- Exercise brief
Pick out and copy every line below that has the word "title".

[Stored data]
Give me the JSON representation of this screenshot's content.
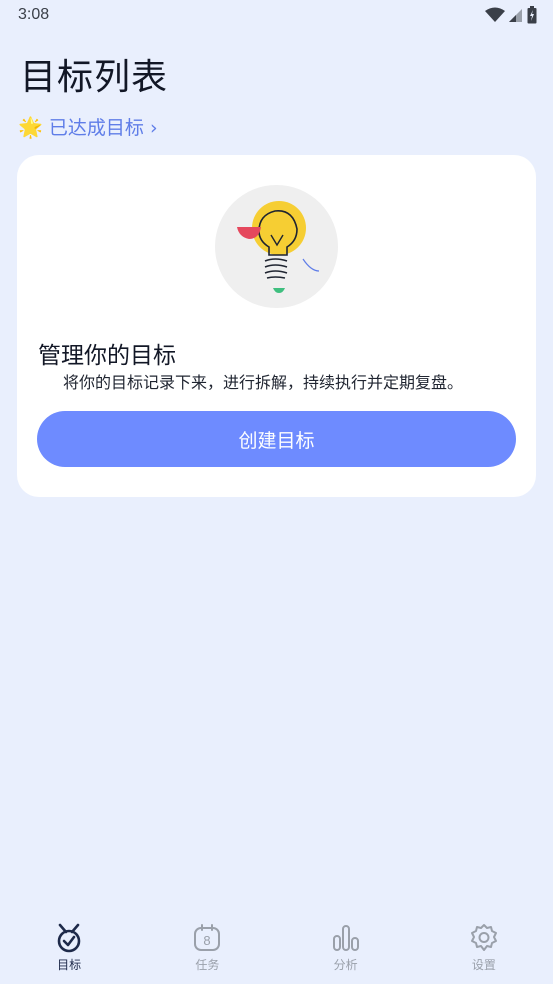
{
  "status_bar": {
    "time": "3:08",
    "icons": [
      "wifi-icon",
      "signal-icon",
      "battery-icon"
    ]
  },
  "header": {
    "title": "目标列表",
    "achieved_link": {
      "icon": "star-icon",
      "label": "已达成目标 ›"
    }
  },
  "card": {
    "illustration": "lightbulb-illustration",
    "title": "管理你的目标",
    "description": "将你的目标记录下来，进行拆解，持续执行并定期复盘。",
    "button_label": "创建目标"
  },
  "bottom_nav": {
    "items": [
      {
        "label": "目标",
        "icon": "medal-check-icon",
        "active": true
      },
      {
        "label": "任务",
        "icon": "calendar-icon",
        "badge": "8",
        "active": false
      },
      {
        "label": "分析",
        "icon": "bar-chart-icon",
        "active": false
      },
      {
        "label": "设置",
        "icon": "gear-icon",
        "active": false
      }
    ]
  },
  "colors": {
    "background": "#e9effd",
    "accent": "#6e8bff",
    "link": "#5f7de8",
    "card": "#ffffff"
  }
}
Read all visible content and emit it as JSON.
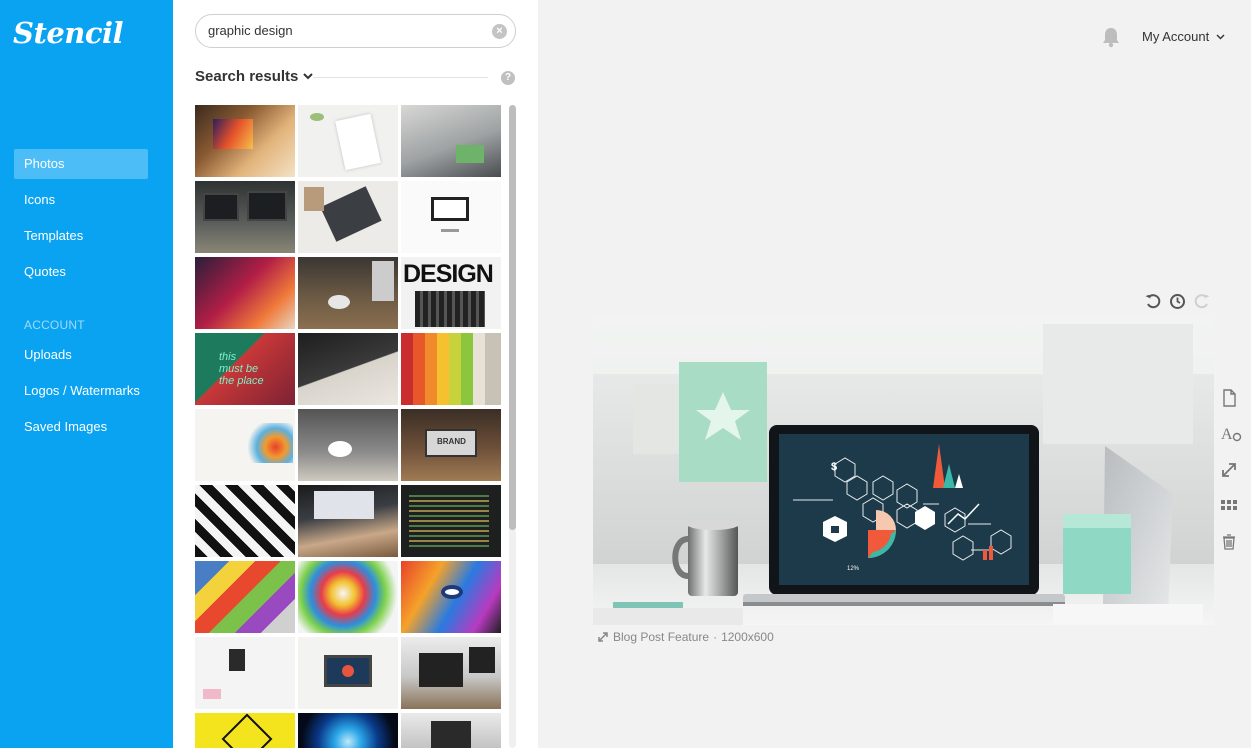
{
  "app": {
    "logo": "Stencil"
  },
  "sidebar": {
    "items": [
      {
        "label": "Photos",
        "active": true
      },
      {
        "label": "Icons"
      },
      {
        "label": "Templates"
      },
      {
        "label": "Quotes"
      }
    ],
    "account_section": "ACCOUNT",
    "account_items": [
      {
        "label": "Uploads"
      },
      {
        "label": "Logos / Watermarks"
      },
      {
        "label": "Saved Images"
      }
    ]
  },
  "search": {
    "value": "graphic design",
    "placeholder": ""
  },
  "results": {
    "heading": "Search results"
  },
  "header": {
    "account_label": "My Account"
  },
  "canvas": {
    "template": "Blog Post Feature",
    "size": "1200x600"
  },
  "colors": {
    "brand": "#0aa3f2",
    "active_nav": "#4cbdf6"
  }
}
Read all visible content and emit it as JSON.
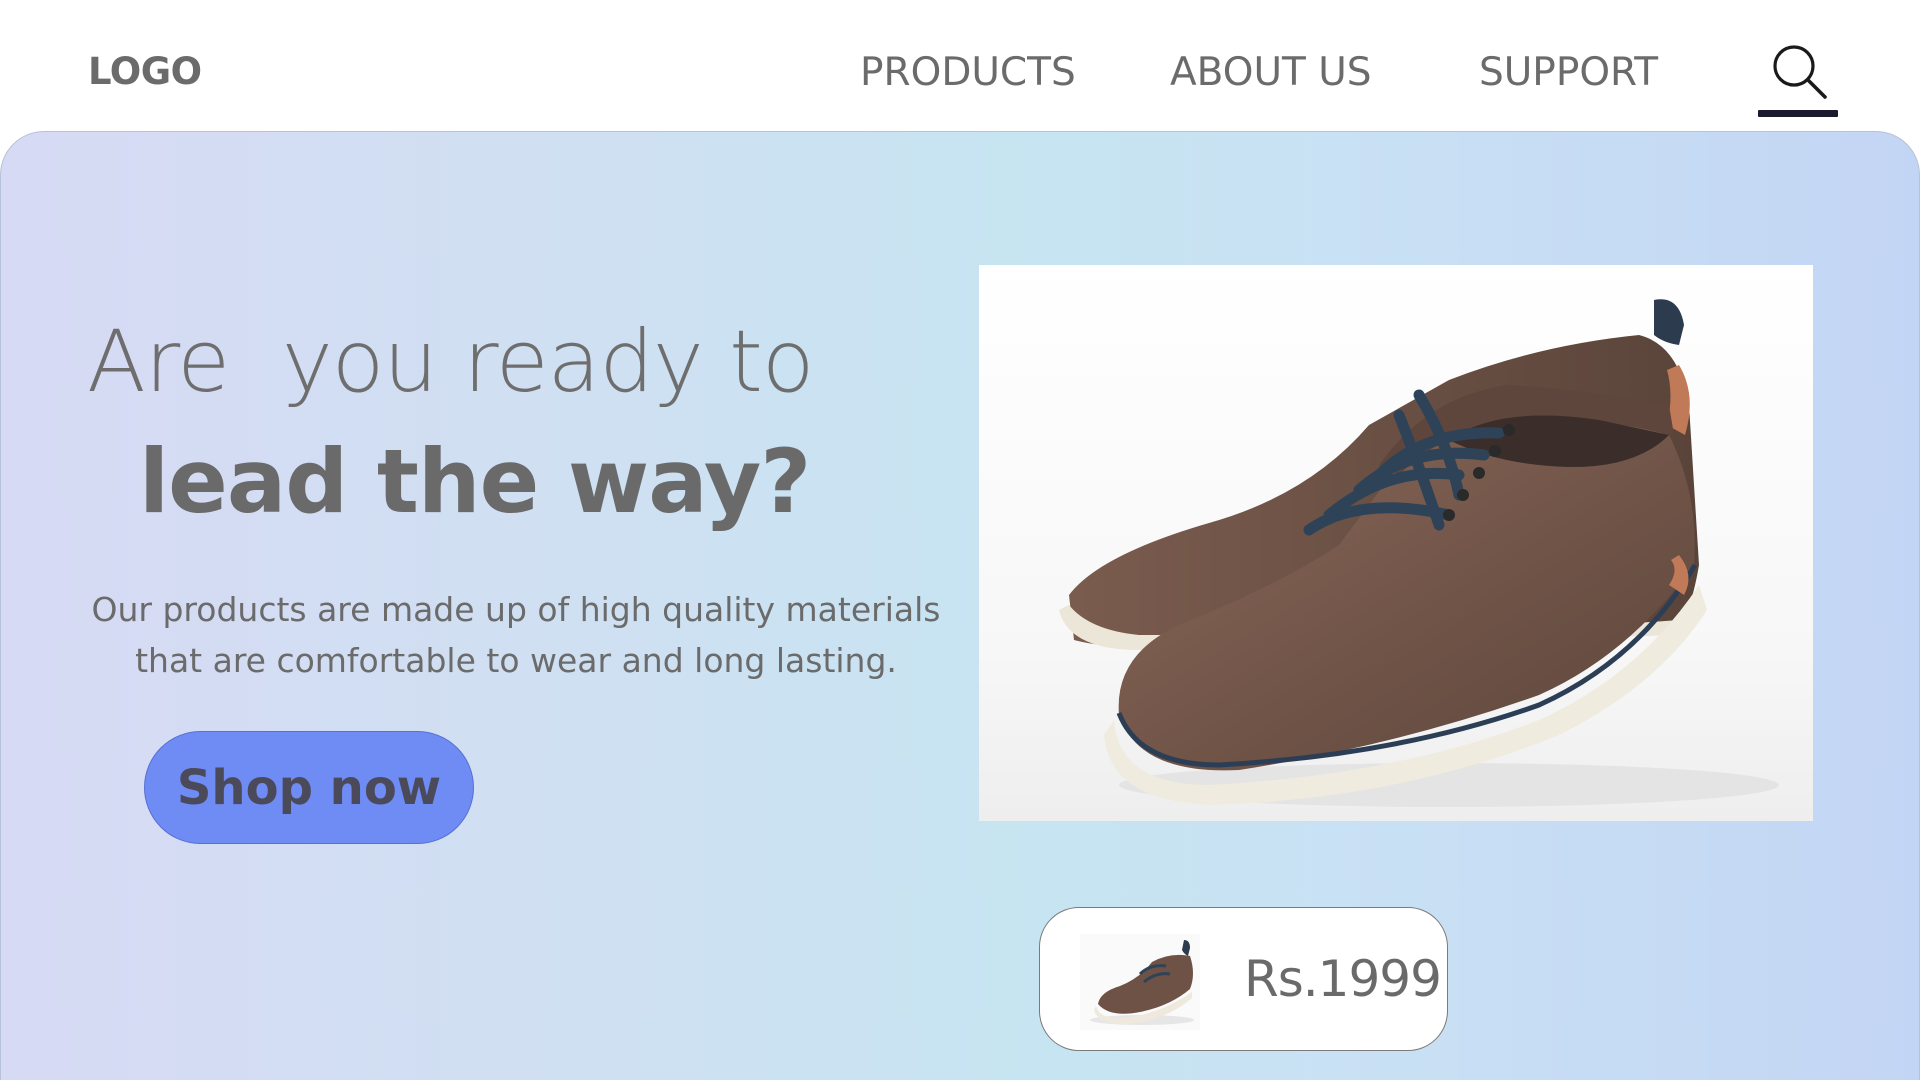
{
  "header": {
    "logo": "LOGO",
    "nav": [
      {
        "label": "PRODUCTS"
      },
      {
        "label": "ABOUT US"
      },
      {
        "label": "SUPPORT"
      }
    ],
    "search_icon": "search-icon"
  },
  "hero": {
    "headline_line1": "Are  you ready to",
    "headline_line2": "lead the way?",
    "description_line1": "Our products are made up of high quality materials",
    "description_line2": "that are comfortable to wear and long lasting.",
    "cta_label": "Shop now",
    "product_image": "brown-leather-sneaker",
    "price": "Rs.1999"
  },
  "colors": {
    "accent_button": "#6f8bf4",
    "text_gray": "#6b6b6b",
    "gradient_start": "#d7daf4",
    "gradient_mid": "#c6e4f1",
    "gradient_end": "#c3d5f4"
  }
}
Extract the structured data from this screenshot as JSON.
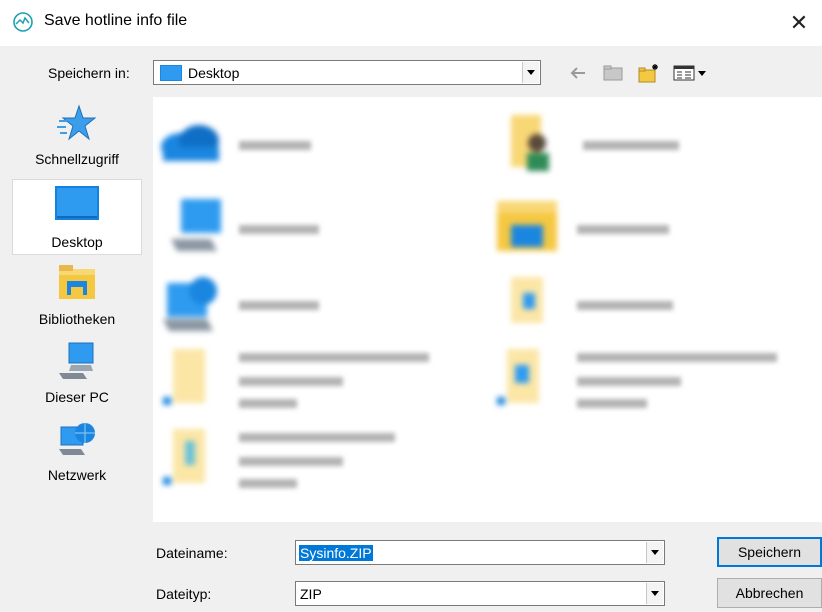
{
  "window": {
    "title": "Save hotline info file",
    "close_glyph": "✕"
  },
  "toolbar": {
    "save_in_label": "Speichern in:",
    "location": "Desktop",
    "icons": [
      "back-arrow-icon",
      "up-folder-icon",
      "new-folder-icon",
      "view-menu-icon"
    ]
  },
  "places": [
    {
      "label": "Schnellzugriff",
      "icon": "star-icon"
    },
    {
      "label": "Desktop",
      "icon": "desktop-icon",
      "selected": true
    },
    {
      "label": "Bibliotheken",
      "icon": "libraries-icon"
    },
    {
      "label": "Dieser PC",
      "icon": "computer-icon"
    },
    {
      "label": "Netzwerk",
      "icon": "network-icon"
    }
  ],
  "file_list": {
    "note": "",
    "items": [
      {
        "icon": "onedrive-icon"
      },
      {
        "icon": "user-folder-icon"
      },
      {
        "icon": "this-pc-icon"
      },
      {
        "icon": "libraries-folder-icon"
      },
      {
        "icon": "network-folder-icon"
      },
      {
        "icon": "shortcut-file-icon"
      },
      {
        "icon": "shortcut-file-icon"
      },
      {
        "icon": "shortcut-file-icon"
      },
      {
        "icon": "shortcut-file-icon"
      }
    ]
  },
  "form": {
    "filename_label": "Dateiname:",
    "filename_value": "Sysinfo.ZIP",
    "filetype_label": "Dateityp:",
    "filetype_value": "ZIP"
  },
  "buttons": {
    "save": "Speichern",
    "cancel": "Abbrechen"
  },
  "colors": {
    "accent": "#0078d7",
    "folder": "#f8d775"
  }
}
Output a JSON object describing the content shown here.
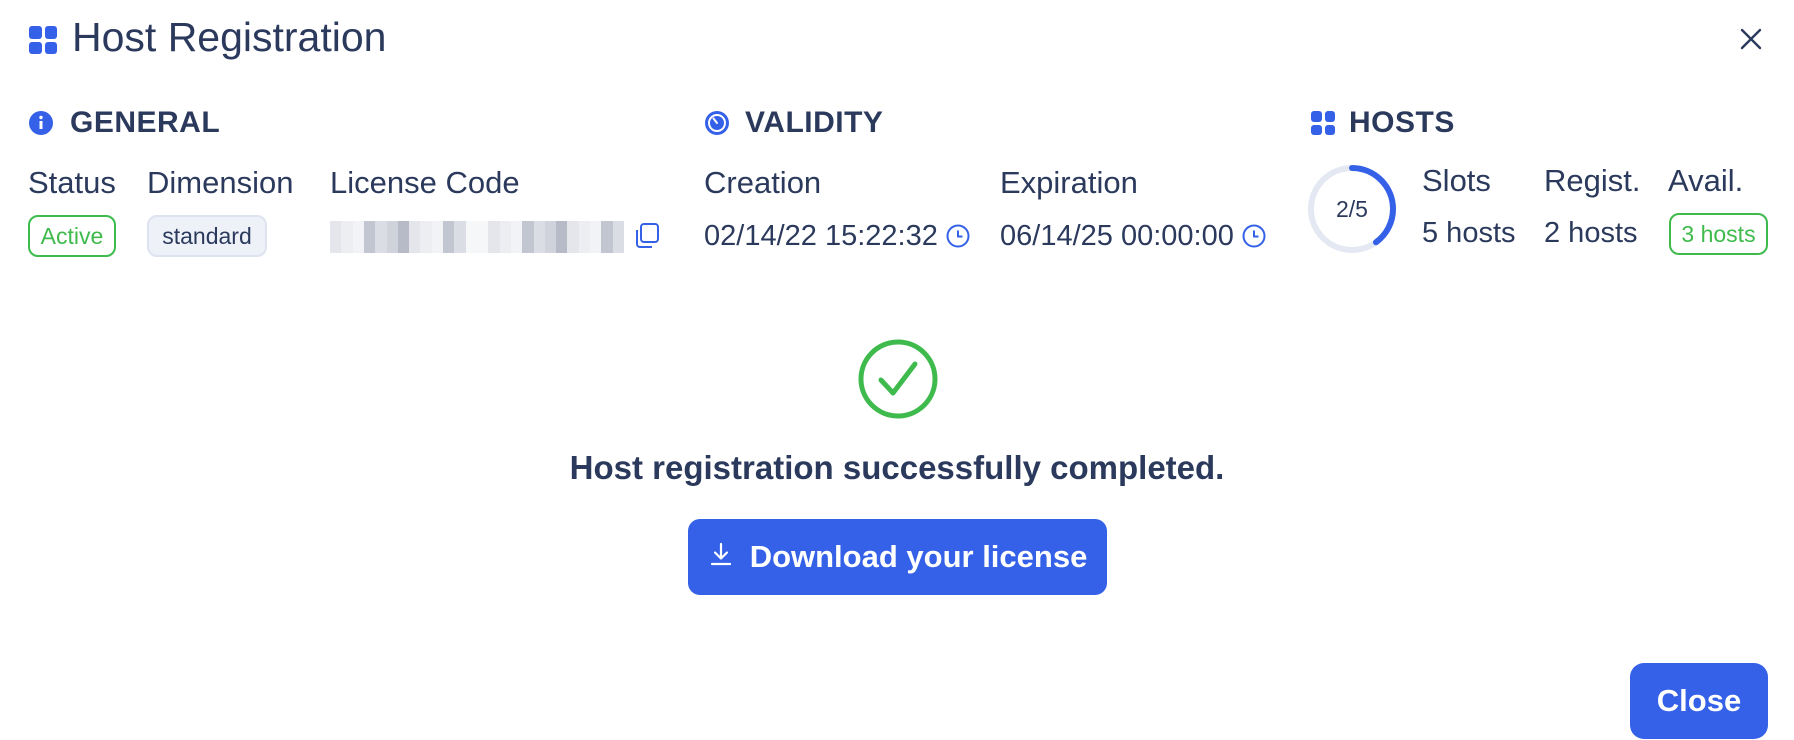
{
  "dialog": {
    "title": "Host Registration",
    "close_icon": "close-icon"
  },
  "general": {
    "heading": "GENERAL",
    "icon": "info-icon",
    "status_label": "Status",
    "status_value": "Active",
    "dimension_label": "Dimension",
    "dimension_value": "standard",
    "license_label": "License Code",
    "license_value_obscured": true,
    "copy_icon": "copy-icon"
  },
  "validity": {
    "heading": "VALIDITY",
    "icon": "stopwatch-icon",
    "creation_label": "Creation",
    "creation_value": "02/14/22 15:22:32",
    "expiration_label": "Expiration",
    "expiration_value": "06/14/25 00:00:00",
    "clock_icon": "clock-icon"
  },
  "hosts": {
    "heading": "HOSTS",
    "icon": "grid-icon",
    "gauge_text": "2/5",
    "gauge_fraction": 0.4,
    "slots_label": "Slots",
    "slots_value": "5 hosts",
    "registered_label": "Regist.",
    "registered_value": "2 hosts",
    "available_label": "Avail.",
    "available_value": "3 hosts"
  },
  "result": {
    "icon": "check-circle-icon",
    "message": "Host registration successfully completed.",
    "download_label": "Download your license",
    "download_icon": "download-icon"
  },
  "footer": {
    "close_label": "Close"
  },
  "colors": {
    "accent": "#3461e8",
    "text": "#2b3a5c",
    "success": "#3fba4d",
    "muted_track": "#e3e8f2"
  }
}
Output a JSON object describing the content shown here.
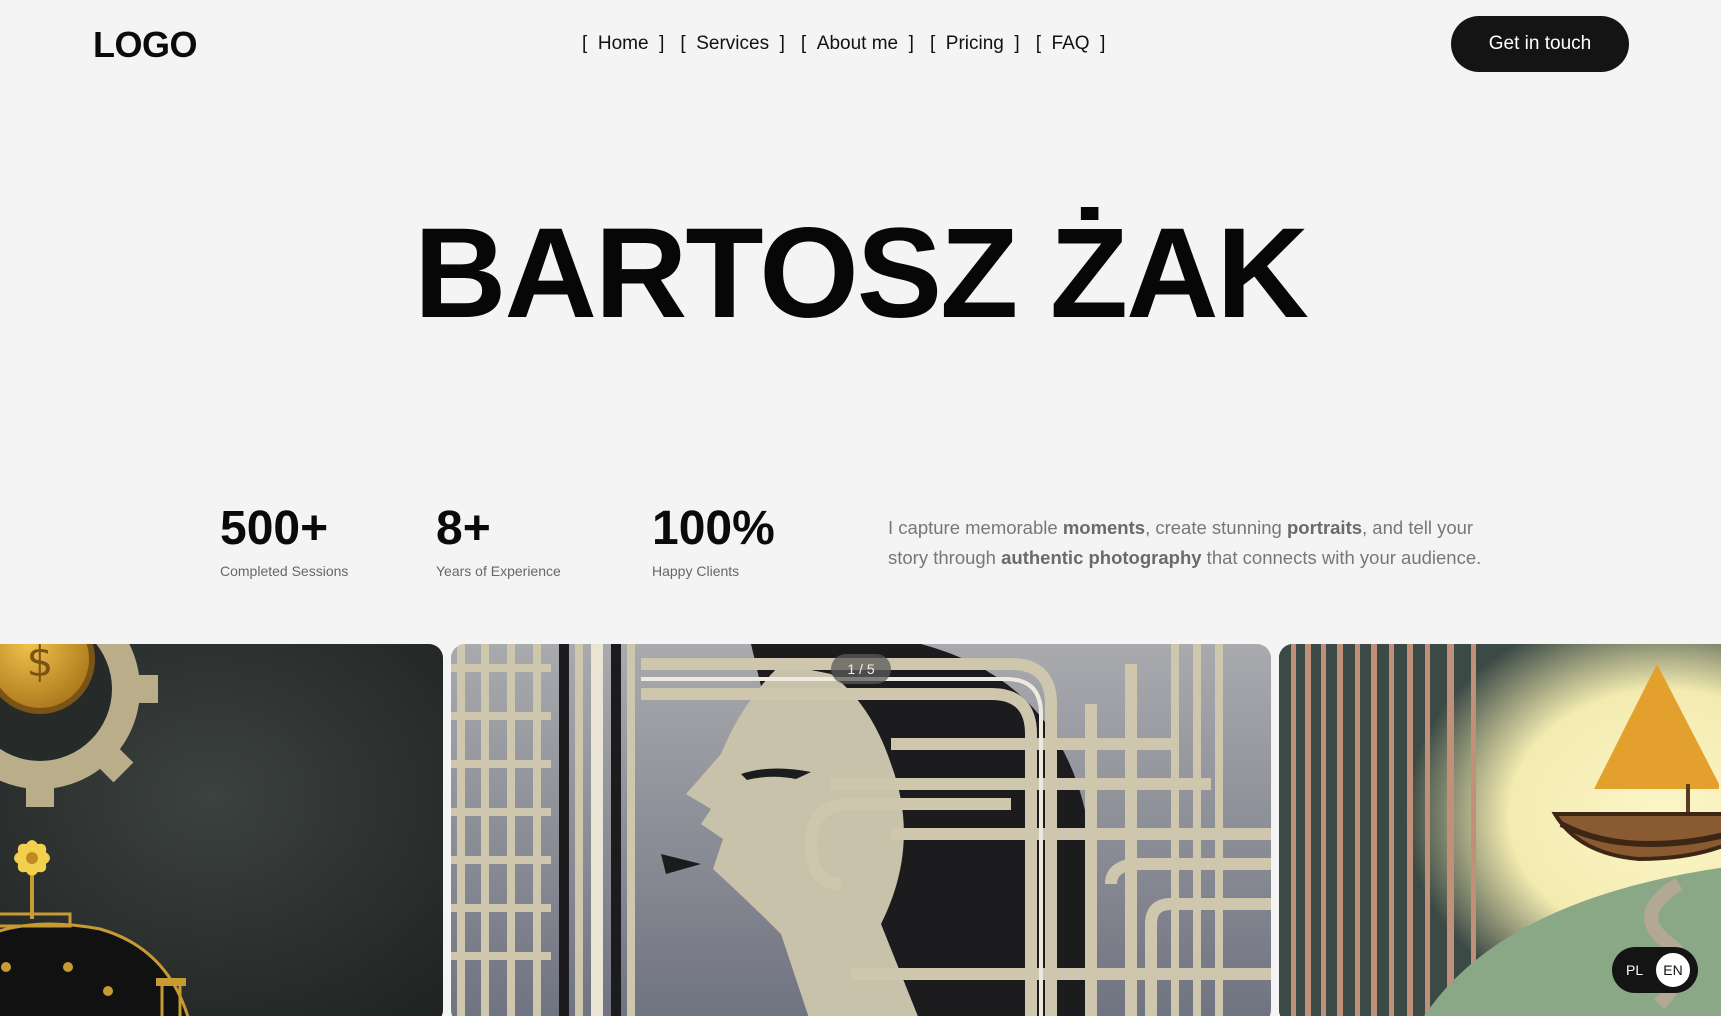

- Complete response
    "title": "目标列表",
    "title": "管理你的目标",
    "title": "Save hotline info file",
    "title": "Host Registration",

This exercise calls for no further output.